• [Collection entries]
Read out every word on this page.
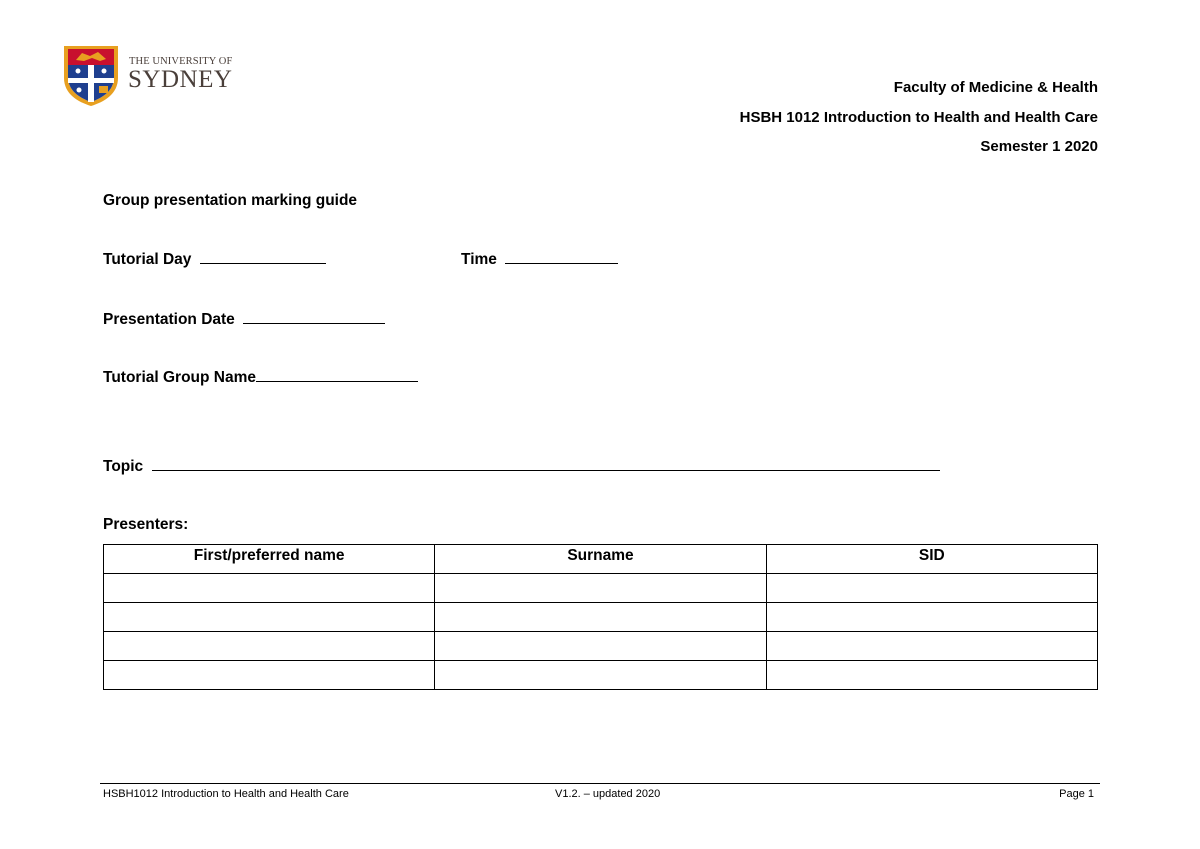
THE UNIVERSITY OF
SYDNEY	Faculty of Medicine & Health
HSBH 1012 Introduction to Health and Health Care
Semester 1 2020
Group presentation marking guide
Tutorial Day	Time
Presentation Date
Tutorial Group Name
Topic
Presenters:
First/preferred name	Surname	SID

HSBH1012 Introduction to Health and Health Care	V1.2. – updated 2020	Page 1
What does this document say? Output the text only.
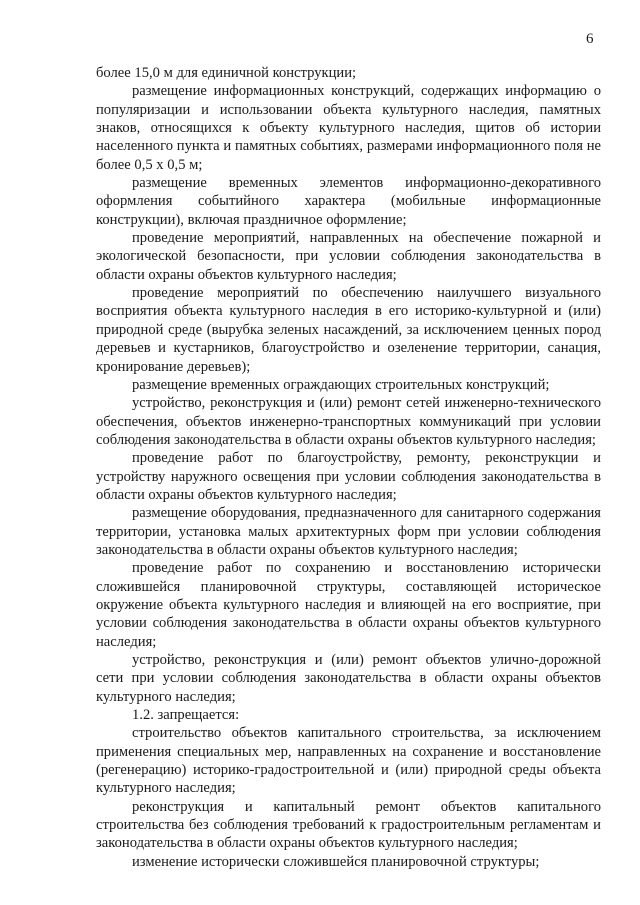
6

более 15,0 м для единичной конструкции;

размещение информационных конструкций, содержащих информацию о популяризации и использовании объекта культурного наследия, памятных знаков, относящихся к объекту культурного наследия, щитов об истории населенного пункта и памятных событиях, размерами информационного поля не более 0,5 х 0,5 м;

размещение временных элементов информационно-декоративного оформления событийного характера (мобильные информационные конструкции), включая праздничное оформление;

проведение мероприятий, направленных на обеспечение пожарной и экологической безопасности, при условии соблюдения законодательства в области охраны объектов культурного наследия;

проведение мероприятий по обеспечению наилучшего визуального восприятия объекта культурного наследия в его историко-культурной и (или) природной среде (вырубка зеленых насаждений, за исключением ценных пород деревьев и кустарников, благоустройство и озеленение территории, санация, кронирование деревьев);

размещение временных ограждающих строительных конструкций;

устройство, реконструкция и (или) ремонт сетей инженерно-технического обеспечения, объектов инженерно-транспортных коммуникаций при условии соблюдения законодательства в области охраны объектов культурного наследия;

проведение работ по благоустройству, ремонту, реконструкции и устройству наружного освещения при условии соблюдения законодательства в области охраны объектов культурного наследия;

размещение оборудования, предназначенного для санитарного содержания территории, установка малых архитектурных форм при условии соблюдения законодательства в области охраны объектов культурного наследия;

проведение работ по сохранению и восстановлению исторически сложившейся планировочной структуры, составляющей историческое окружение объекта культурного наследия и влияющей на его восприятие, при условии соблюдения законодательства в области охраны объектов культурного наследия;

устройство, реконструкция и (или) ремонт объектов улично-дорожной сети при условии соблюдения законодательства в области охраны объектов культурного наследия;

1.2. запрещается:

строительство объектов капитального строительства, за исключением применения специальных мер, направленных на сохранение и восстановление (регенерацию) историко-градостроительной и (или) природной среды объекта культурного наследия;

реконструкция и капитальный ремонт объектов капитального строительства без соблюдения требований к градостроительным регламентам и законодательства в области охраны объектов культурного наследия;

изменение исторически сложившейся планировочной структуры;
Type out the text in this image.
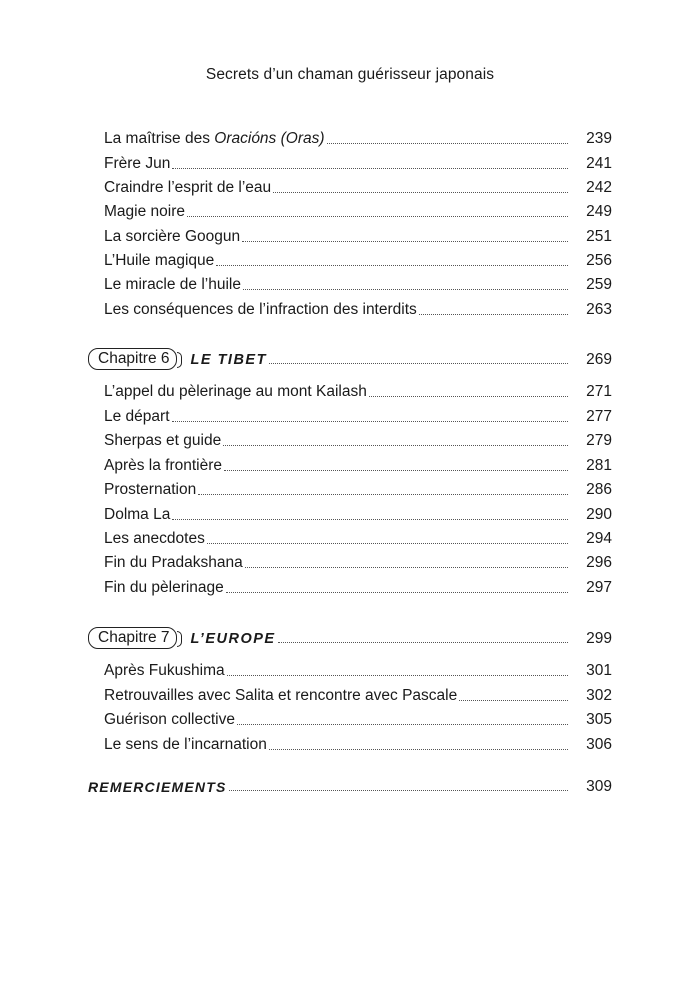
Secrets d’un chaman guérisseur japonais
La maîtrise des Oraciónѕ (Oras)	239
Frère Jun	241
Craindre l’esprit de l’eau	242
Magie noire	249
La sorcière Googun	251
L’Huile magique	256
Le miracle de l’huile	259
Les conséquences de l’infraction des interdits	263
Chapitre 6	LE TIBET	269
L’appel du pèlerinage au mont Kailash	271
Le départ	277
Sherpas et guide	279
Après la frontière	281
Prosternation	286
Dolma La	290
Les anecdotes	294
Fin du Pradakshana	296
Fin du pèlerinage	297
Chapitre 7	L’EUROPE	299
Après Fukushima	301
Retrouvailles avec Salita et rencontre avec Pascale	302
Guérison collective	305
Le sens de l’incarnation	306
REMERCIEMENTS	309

• [WRITTEN REQUEST] Without including any picture, repeat the data exactly.

• [EXERCISE RESULT]
Read out every word on this page.
THE UNIVERSITY OF
SYDNEY	Faculty of Medicine & Health
HSBH 1012 Introduction to Health and Health Care
Semester 1 2020
Group presentation marking guide
Tutorial Day	Time
Presentation Date
Tutorial Group Name
Topic
Presenters:
First/preferred name	Surname	SID

HSBH1012 Introduction to Health and Health Care	V1.2. – updated 2020	Page 1
What does this document say? Output the text only.
6

более 15,0 м для единичной конструкции;

размещение информационных конструкций, содержащих информацию о популяризации и использовании объекта культурного наследия, памятных знаков, относящихся к объекту культурного наследия, щитов об истории населенного пункта и памятных событиях, размерами информационного поля не более 0,5 х 0,5 м;

размещение временных элементов информационно-декоративного оформления событийного характера (мобильные информационные конструкции), включая праздничное оформление;

проведение мероприятий, направленных на обеспечение пожарной и экологической безопасности, при условии соблюдения законодательства в области охраны объектов культурного наследия;

проведение мероприятий по обеспечению наилучшего визуального восприятия объекта культурного наследия в его историко-культурной и (или) природной среде (вырубка зеленых насаждений, за исключением ценных пород деревьев и кустарников, благоустройство и озеленение территории, санация, кронирование деревьев);

размещение временных ограждающих строительных конструкций;

устройство, реконструкция и (или) ремонт сетей инженерно-технического обеспечения, объектов инженерно-транспортных коммуникаций при условии соблюдения законодательства в области охраны объектов культурного наследия;

проведение работ по благоустройству, ремонту, реконструкции и устройству наружного освещения при условии соблюдения законодательства в области охраны объектов культурного наследия;

размещение оборудования, предназначенного для санитарного содержания территории, установка малых архитектурных форм при условии соблюдения законодательства в области охраны объектов культурного наследия;

проведение работ по сохранению и восстановлению исторически сложившейся планировочной структуры, составляющей историческое окружение объекта культурного наследия и влияющей на его восприятие, при условии соблюдения законодательства в области охраны объектов культурного наследия;

устройство, реконструкция и (или) ремонт объектов улично-дорожной сети при условии соблюдения законодательства в области охраны объектов культурного наследия;

1.2. запрещается:

строительство объектов капитального строительства, за исключением применения специальных мер, направленных на сохранение и восстановление (регенерацию) историко-градостроительной и (или) природной среды объекта культурного наследия;

реконструкция и капитальный ремонт объектов капитального строительства без соблюдения требований к градостроительным регламентам и законодательства в области охраны объектов культурного наследия;

изменение исторически сложившейся планировочной структуры;
Type out the text in this image.
Secrets d’un chaman guérisseur japonais
La maîtrise des Oraciónѕ (Oras)	239
Frère Jun	241
Craindre l’esprit de l’eau	242
Magie noire	249
La sorcière Googun	251
L’Huile magique	256
Le miracle de l’huile	259
Les conséquences de l’infraction des interdits	263
Chapitre 6	LE TIBET	269
L’appel du pèlerinage au mont Kailash	271
Le départ	277
Sherpas et guide	279
Après la frontière	281
Prosternation	286
Dolma La	290
Les anecdotes	294
Fin du Pradakshana	296
Fin du pèlerinage	297
Chapitre 7	L’EUROPE	299
Après Fukushima	301
Retrouvailles avec Salita et rencontre avec Pascale	302
Guérison collective	305
Le sens de l’incarnation	306
REMERCIEMENTS	309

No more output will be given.